─── Data ───

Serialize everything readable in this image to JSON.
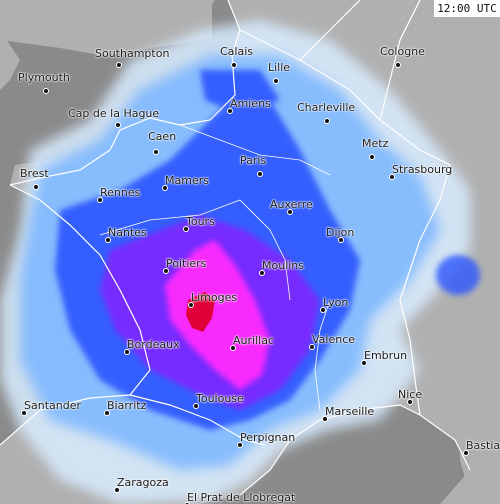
{
  "timestamp": "12:00 UTC",
  "colors": {
    "sea": "#8a8a8a",
    "land": "#b0b0b0",
    "border": "#ffffff",
    "precip_light": "#d8ecff",
    "precip_weak": "#7fb8ff",
    "precip_moderate": "#2f58ff",
    "precip_strong": "#7a2cff",
    "precip_heavy": "#ff2cff",
    "precip_extreme": "#e0003a"
  },
  "cities": [
    {
      "id": "southampton",
      "name": "Southampton"
    },
    {
      "id": "calais",
      "name": "Calais"
    },
    {
      "id": "cologne",
      "name": "Cologne"
    },
    {
      "id": "plymouth",
      "name": "Plymouth"
    },
    {
      "id": "lille",
      "name": "Lille"
    },
    {
      "id": "amiens",
      "name": "Amiens"
    },
    {
      "id": "charleville",
      "name": "Charleville"
    },
    {
      "id": "cap-de-la-hague",
      "name": "Cap de la Hague"
    },
    {
      "id": "caen",
      "name": "Caen"
    },
    {
      "id": "metz",
      "name": "Metz"
    },
    {
      "id": "paris",
      "name": "Paris"
    },
    {
      "id": "brest",
      "name": "Brest"
    },
    {
      "id": "strasbourg",
      "name": "Strasbourg"
    },
    {
      "id": "mamers",
      "name": "Mamers"
    },
    {
      "id": "rennes",
      "name": "Rennes"
    },
    {
      "id": "auxerre",
      "name": "Auxerre"
    },
    {
      "id": "tours",
      "name": "Tours"
    },
    {
      "id": "nantes",
      "name": "Nantes"
    },
    {
      "id": "dijon",
      "name": "Dijon"
    },
    {
      "id": "poitiers",
      "name": "Poitiers"
    },
    {
      "id": "moulins",
      "name": "Moulins"
    },
    {
      "id": "limoges",
      "name": "Limoges"
    },
    {
      "id": "lyon",
      "name": "Lyon"
    },
    {
      "id": "aurillac",
      "name": "Aurillac"
    },
    {
      "id": "valence",
      "name": "Valence"
    },
    {
      "id": "bordeaux",
      "name": "Bordeaux"
    },
    {
      "id": "embrun",
      "name": "Embrun"
    },
    {
      "id": "nice",
      "name": "Nice"
    },
    {
      "id": "toulouse",
      "name": "Toulouse"
    },
    {
      "id": "santander",
      "name": "Santander"
    },
    {
      "id": "biarritz",
      "name": "Biarritz"
    },
    {
      "id": "marseille",
      "name": "Marseille"
    },
    {
      "id": "perpignan",
      "name": "Perpignan"
    },
    {
      "id": "bastia",
      "name": "Bastia"
    },
    {
      "id": "zaragoza",
      "name": "Zaragoza"
    },
    {
      "id": "el-prat-de-llobregat",
      "name": "El Prat de Llobregat"
    }
  ]
}
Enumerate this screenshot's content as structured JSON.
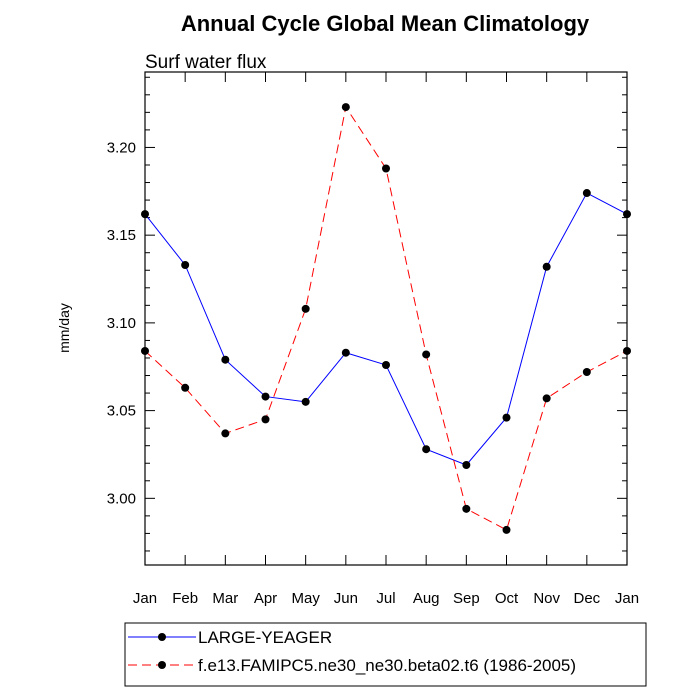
{
  "chart_data": {
    "type": "line",
    "title": "Annual Cycle Global Mean Climatology",
    "subtitle": "Surf water flux",
    "xlabel": "",
    "ylabel": "mm/day",
    "categories": [
      "Jan",
      "Feb",
      "Mar",
      "Apr",
      "May",
      "Jun",
      "Jul",
      "Aug",
      "Sep",
      "Oct",
      "Nov",
      "Dec",
      "Jan"
    ],
    "ylim": [
      2.962,
      3.243
    ],
    "yticks": [
      3.0,
      3.05,
      3.1,
      3.15,
      3.2
    ],
    "ytick_labels": [
      "3.00",
      "3.05",
      "3.10",
      "3.15",
      "3.20"
    ],
    "legend_position": "bottom",
    "series": [
      {
        "name": "LARGE-YEAGER",
        "color": "#0000ff",
        "style": "solid",
        "values": [
          3.162,
          3.133,
          3.079,
          3.058,
          3.055,
          3.083,
          3.076,
          3.028,
          3.019,
          3.046,
          3.132,
          3.174,
          3.162
        ]
      },
      {
        "name": "f.e13.FAMIPC5.ne30_ne30.beta02.t6 (1986-2005)",
        "color": "#ff0000",
        "style": "dashed",
        "values": [
          3.084,
          3.063,
          3.037,
          3.045,
          3.108,
          3.223,
          3.188,
          3.082,
          2.994,
          2.982,
          3.057,
          3.072,
          3.084
        ]
      }
    ]
  }
}
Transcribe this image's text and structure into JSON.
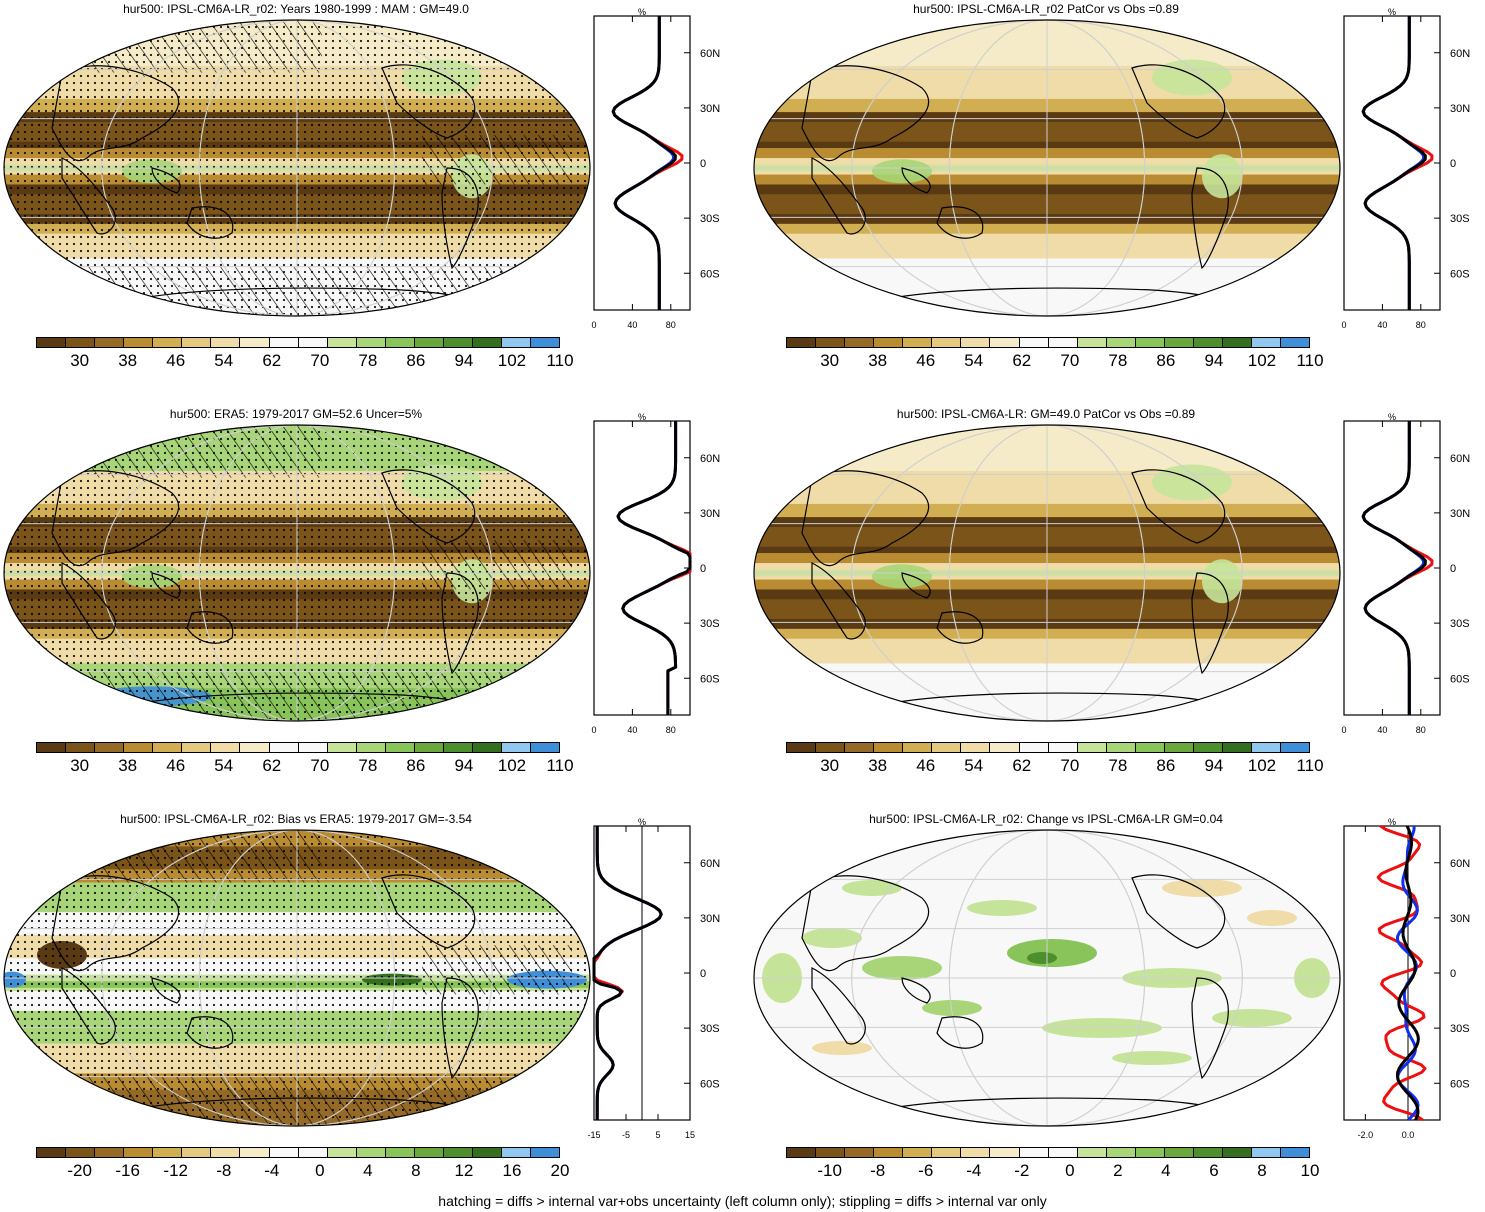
{
  "colors": {
    "hur_scale": [
      "#5a3a12",
      "#7a5418",
      "#946a26",
      "#b98c32",
      "#d2ae52",
      "#e3ca80",
      "#efdca8",
      "#f5ebc8",
      "#f8f8f8",
      "#f8f8f8",
      "#c5e49a",
      "#a7d577",
      "#89c45a",
      "#6aa83d",
      "#4d8e2d",
      "#346f1f",
      "#90c8f0",
      "#3f8fd8"
    ],
    "bias_scale": [
      "#5a3a12",
      "#7a5418",
      "#946a26",
      "#b98c32",
      "#d2ae52",
      "#e3ca80",
      "#efdca8",
      "#f5ebc8",
      "#f8f8f8",
      "#f8f8f8",
      "#c5e49a",
      "#a7d577",
      "#89c45a",
      "#6aa83d",
      "#4d8e2d",
      "#346f1f",
      "#90c8f0",
      "#3f8fd8"
    ],
    "series_red": "#ee1010",
    "series_blue": "#1030ee",
    "series_black": "#000000"
  },
  "panels": [
    {
      "title": "hur500: IPSL-CM6A-LR_r02: Years 1980-1999 : MAM : GM=49.0",
      "zonal_unit": "%",
      "zonal_xticks": [
        "0",
        "40",
        "80"
      ],
      "yticks": [
        "60N",
        "30N",
        "0",
        "30S",
        "60S"
      ],
      "cb_labels": [
        "30",
        "38",
        "46",
        "54",
        "62",
        "70",
        "78",
        "86",
        "94",
        "102",
        "110"
      ],
      "hatch": true,
      "kind": "clim"
    },
    {
      "title": "hur500: IPSL-CM6A-LR_r02 PatCor vs Obs =0.89",
      "zonal_unit": "%",
      "zonal_xticks": [
        "0",
        "40",
        "80"
      ],
      "yticks": [
        "60N",
        "30N",
        "0",
        "30S",
        "60S"
      ],
      "cb_labels": [
        "30",
        "38",
        "46",
        "54",
        "62",
        "70",
        "78",
        "86",
        "94",
        "102",
        "110"
      ],
      "hatch": false,
      "kind": "clim"
    },
    {
      "title": "hur500: ERA5: 1979-2017 GM=52.6 Uncer=5%",
      "zonal_unit": "%",
      "zonal_xticks": [
        "0",
        "40",
        "80"
      ],
      "yticks": [
        "60N",
        "30N",
        "0",
        "30S",
        "60S"
      ],
      "cb_labels": [
        "30",
        "38",
        "46",
        "54",
        "62",
        "70",
        "78",
        "86",
        "94",
        "102",
        "110"
      ],
      "hatch": true,
      "kind": "obs"
    },
    {
      "title": "hur500: IPSL-CM6A-LR: GM=49.0 PatCor vs Obs =0.89",
      "zonal_unit": "%",
      "zonal_xticks": [
        "0",
        "40",
        "80"
      ],
      "yticks": [
        "60N",
        "30N",
        "0",
        "30S",
        "60S"
      ],
      "cb_labels": [
        "30",
        "38",
        "46",
        "54",
        "62",
        "70",
        "78",
        "86",
        "94",
        "102",
        "110"
      ],
      "hatch": false,
      "kind": "clim"
    },
    {
      "title": "hur500: IPSL-CM6A-LR_r02: Bias vs ERA5: 1979-2017 GM=-3.54",
      "zonal_unit": "%",
      "zonal_xticks": [
        "-15",
        "-5",
        "5",
        "15"
      ],
      "yticks": [
        "60N",
        "30N",
        "0",
        "30S",
        "60S"
      ],
      "cb_labels": [
        "-20",
        "-16",
        "-12",
        "-8",
        "-4",
        "0",
        "4",
        "8",
        "12",
        "16",
        "20"
      ],
      "hatch": true,
      "kind": "bias"
    },
    {
      "title": "hur500: IPSL-CM6A-LR_r02: Change vs IPSL-CM6A-LR GM=0.04",
      "zonal_unit": "%",
      "zonal_xticks": [
        "-2.0",
        "0.0"
      ],
      "yticks": [
        "60N",
        "30N",
        "0",
        "30S",
        "60S"
      ],
      "cb_labels": [
        "-10",
        "-8",
        "-6",
        "-4",
        "-2",
        "0",
        "2",
        "4",
        "6",
        "8",
        "10"
      ],
      "hatch": false,
      "kind": "change"
    }
  ],
  "footer": "hatching = diffs > internal var+obs uncertainty (left column only); stippling = diffs > internal var only"
}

───

**Problem details**
In the records shown above, how many lines include the word "PatCor"? Answer with the number only.

**Right answer**
2